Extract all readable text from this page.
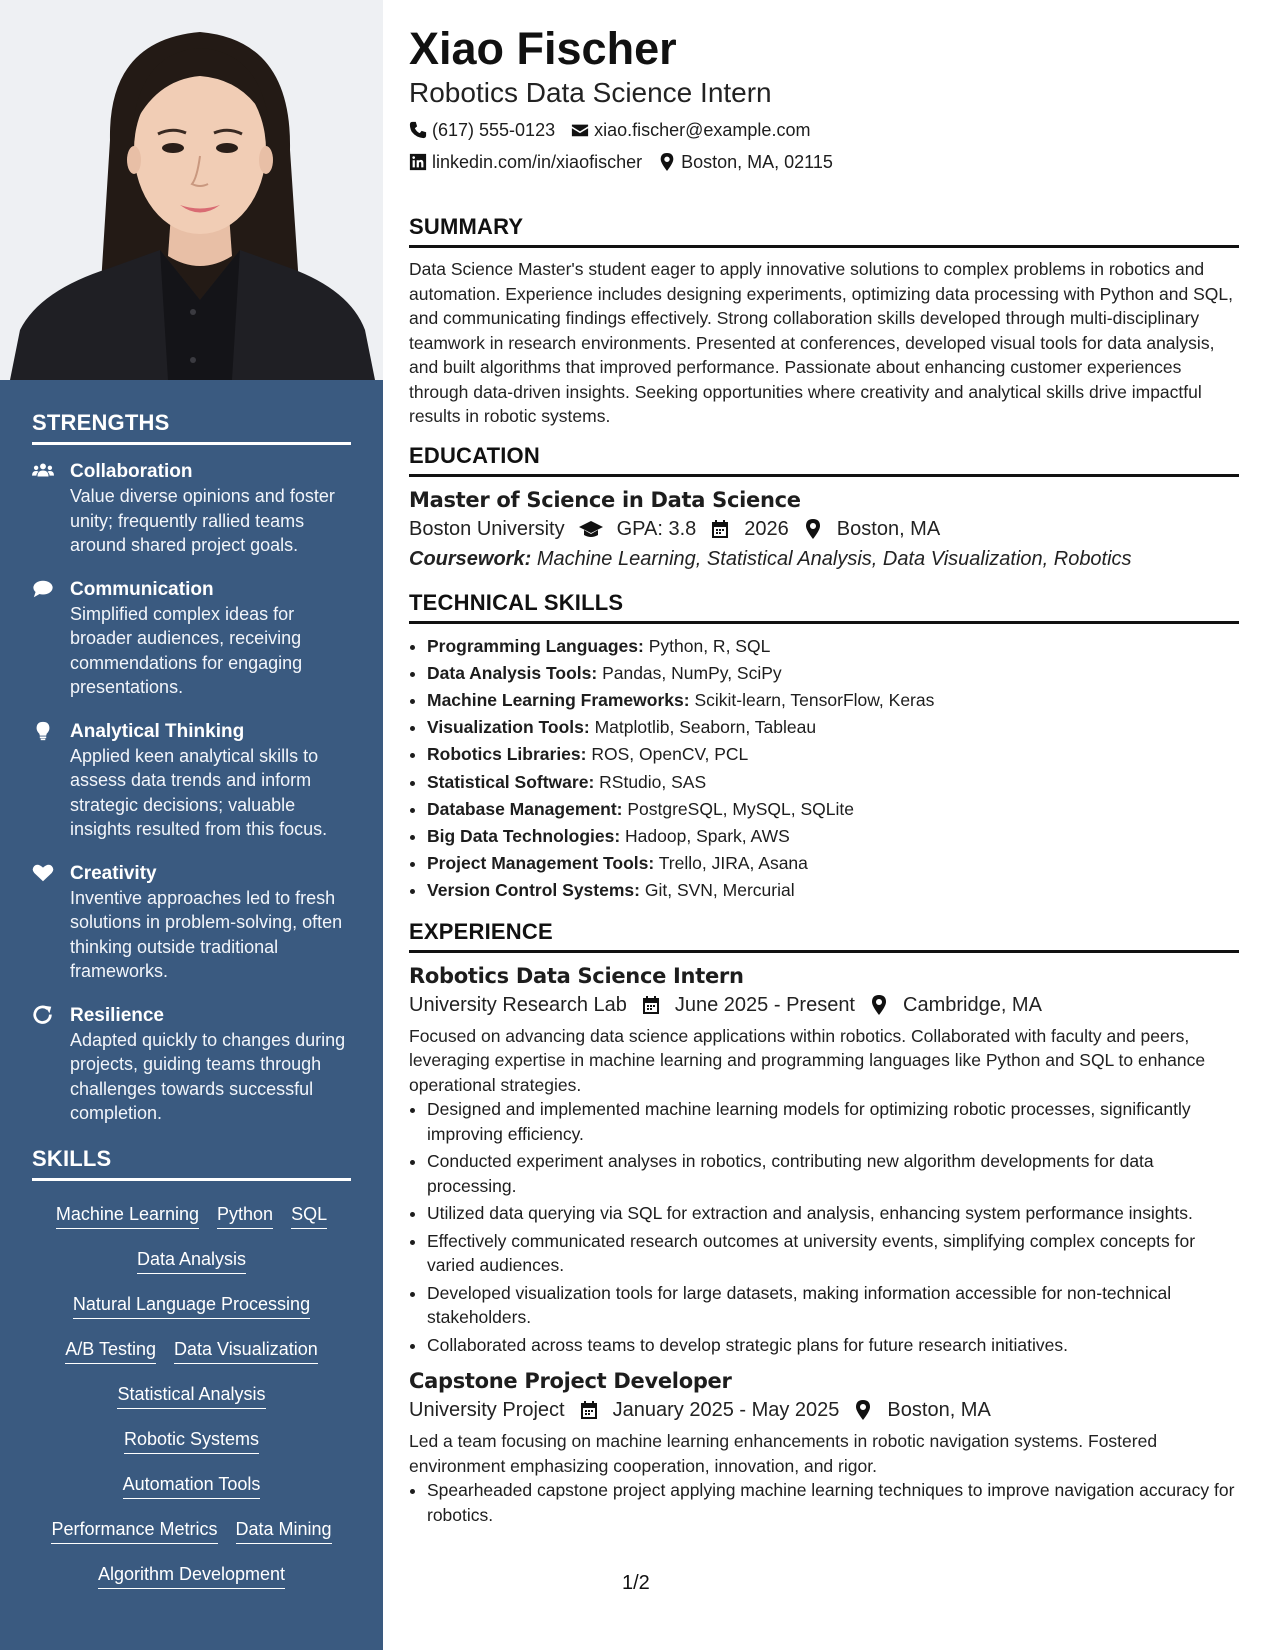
STRENGTHS
Collaboration
Value diverse opinions and foster unity; frequently rallied teams around shared project goals.
Communication
Simplified complex ideas for broader audiences, receiving commendations for engaging presentations.
Analytical Thinking
Applied keen analytical skills to assess data trends and inform strategic decisions; valuable insights resulted from this focus.
Creativity
Inventive approaches led to fresh solutions in problem-solving, often thinking outside traditional frameworks.
Resilience
Adapted quickly to changes during projects, guiding teams through challenges towards successful completion.
SKILLS
Machine Learning Python SQL
Data Analysis
Natural Language Processing
A/B Testing Data Visualization
Statistical Analysis
Robotic Systems
Automation Tools
Performance Metrics Data Mining
Algorithm Development
Xiao Fischer
Robotics Data Science Intern
(617) 555-0123 xiao.fischer@example.com
linkedin.com/in/xiaofischer Boston, MA, 02115
SUMMARY
Data Science Master's student eager to apply innovative solutions to complex problems in robotics and automation. Experience includes designing experiments, optimizing data processing with Python and SQL, and communicating findings effectively. Strong collaboration skills developed through multi-disciplinary teamwork in research environments. Presented at conferences, developed visual tools for data analysis, and built algorithms that improved performance. Passionate about enhancing customer experiences through data-driven insights. Seeking opportunities where creativity and analytical skills drive impactful results in robotic systems.
EDUCATION
Master of Science in Data Science
Boston University	GPA: 3.8 2026 Boston, MA
Coursework: Machine Learning, Statistical Analysis, Data Visualization, Robotics
TECHNICAL SKILLS
• Programming Languages: Python, R, SQL
• Data Analysis Tools: Pandas, NumPy, SciPy
• Machine Learning Frameworks: Scikit-learn, TensorFlow, Keras
• Visualization Tools: Matplotlib, Seaborn, Tableau
• Robotics Libraries: ROS, OpenCV, PCL
• Statistical Software: RStudio, SAS
• Database Management: PostgreSQL, MySQL, SQLite
• Big Data Technologies: Hadoop, Spark, AWS
• Project Management Tools: Trello, JIRA, Asana
• Version Control Systems: Git, SVN, Mercurial
EXPERIENCE
Robotics Data Science Intern
University Research Lab June 2025 - Present Cambridge, MA
Focused on advancing data science applications within robotics. Collaborated with faculty and peers, leveraging expertise in machine learning and programming languages like Python and SQL to enhance operational strategies.
• Designed and implemented machine learning models for optimizing robotic processes, significantly improving efficiency.
• Conducted experiment analyses in robotics, contributing new algorithm developments for data processing.
• Utilized data querying via SQL for extraction and analysis, enhancing system performance insights.
• Effectively communicated research outcomes at university events, simplifying complex concepts for varied audiences.
• Developed visualization tools for large datasets, making information accessible for non-technical stakeholders.
• Collaborated across teams to develop strategic plans for future research initiatives.
Capstone Project Developer
University Project January 2025 - May 2025 Boston, MA
Led a team focusing on machine learning enhancements in robotic navigation systems. Fostered environment emphasizing cooperation, innovation, and rigor.
• Spearheaded capstone project applying machine learning techniques to improve navigation accuracy for robotics.
1/2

● ● ● ● ● ● ●

- _THE REQUEST_: Repeat the records above exactly, leaving out any pictures they contain.

- _THE RESULT_:
Extract all readable text from this page.
STRENGTHS
Collaboration
Value diverse opinions and foster unity; frequently rallied teams around shared project goals.
Communication
Simplified complex ideas for broader audiences, receiving commendations for engaging presentations.
Analytical Thinking
Applied keen analytical skills to assess data trends and inform strategic decisions; valuable insights resulted from this focus.
Creativity
Inventive approaches led to fresh solutions in problem-solving, often thinking outside traditional frameworks.
Resilience
Adapted quickly to changes during projects, guiding teams through challenges towards successful completion.
SKILLS
Machine Learning Python SQL
Data Analysis
Natural Language Processing
A/B Testing Data Visualization
Statistical Analysis
Robotic Systems
Automation Tools
Performance Metrics Data Mining
Algorithm Development
Xiao Fischer
Robotics Data Science Intern
(617) 555-0123 xiao.fischer@example.com
linkedin.com/in/xiaofischer Boston, MA, 02115
SUMMARY
Data Science Master's student eager to apply innovative solutions to complex problems in robotics and automation. Experience includes designing experiments, optimizing data processing with Python and SQL, and communicating findings effectively. Strong collaboration skills developed through multi-disciplinary teamwork in research environments. Presented at conferences, developed visual tools for data analysis, and built algorithms that improved performance. Passionate about enhancing customer experiences through data-driven insights. Seeking opportunities where creativity and analytical skills drive impactful results in robotic systems.
EDUCATION
Master of Science in Data Science
Boston University	GPA: 3.8 2026 Boston, MA
Coursework: Machine Learning, Statistical Analysis, Data Visualization, Robotics
TECHNICAL SKILLS
• Programming Languages: Python, R, SQL
• Data Analysis Tools: Pandas, NumPy, SciPy
• Machine Learning Frameworks: Scikit-learn, TensorFlow, Keras
• Visualization Tools: Matplotlib, Seaborn, Tableau
• Robotics Libraries: ROS, OpenCV, PCL
• Statistical Software: RStudio, SAS
• Database Management: PostgreSQL, MySQL, SQLite
• Big Data Technologies: Hadoop, Spark, AWS
• Project Management Tools: Trello, JIRA, Asana
• Version Control Systems: Git, SVN, Mercurial
EXPERIENCE
Robotics Data Science Intern
University Research Lab June 2025 - Present Cambridge, MA
Focused on advancing data science applications within robotics. Collaborated with faculty and peers, leveraging expertise in machine learning and programming languages like Python and SQL to enhance operational strategies.
• Designed and implemented machine learning models for optimizing robotic processes, significantly improving efficiency.
• Conducted experiment analyses in robotics, contributing new algorithm developments for data processing.
• Utilized data querying via SQL for extraction and analysis, enhancing system performance insights.
• Effectively communicated research outcomes at university events, simplifying complex concepts for varied audiences.
• Developed visualization tools for large datasets, making information accessible for non-technical stakeholders.
• Collaborated across teams to develop strategic plans for future research initiatives.
Capstone Project Developer
University Project January 2025 - May 2025 Boston, MA
Led a team focusing on machine learning enhancements in robotic navigation systems. Fostered environment emphasizing cooperation, innovation, and rigor.
• Spearheaded capstone project applying machine learning techniques to improve navigation accuracy for robotics.
1/2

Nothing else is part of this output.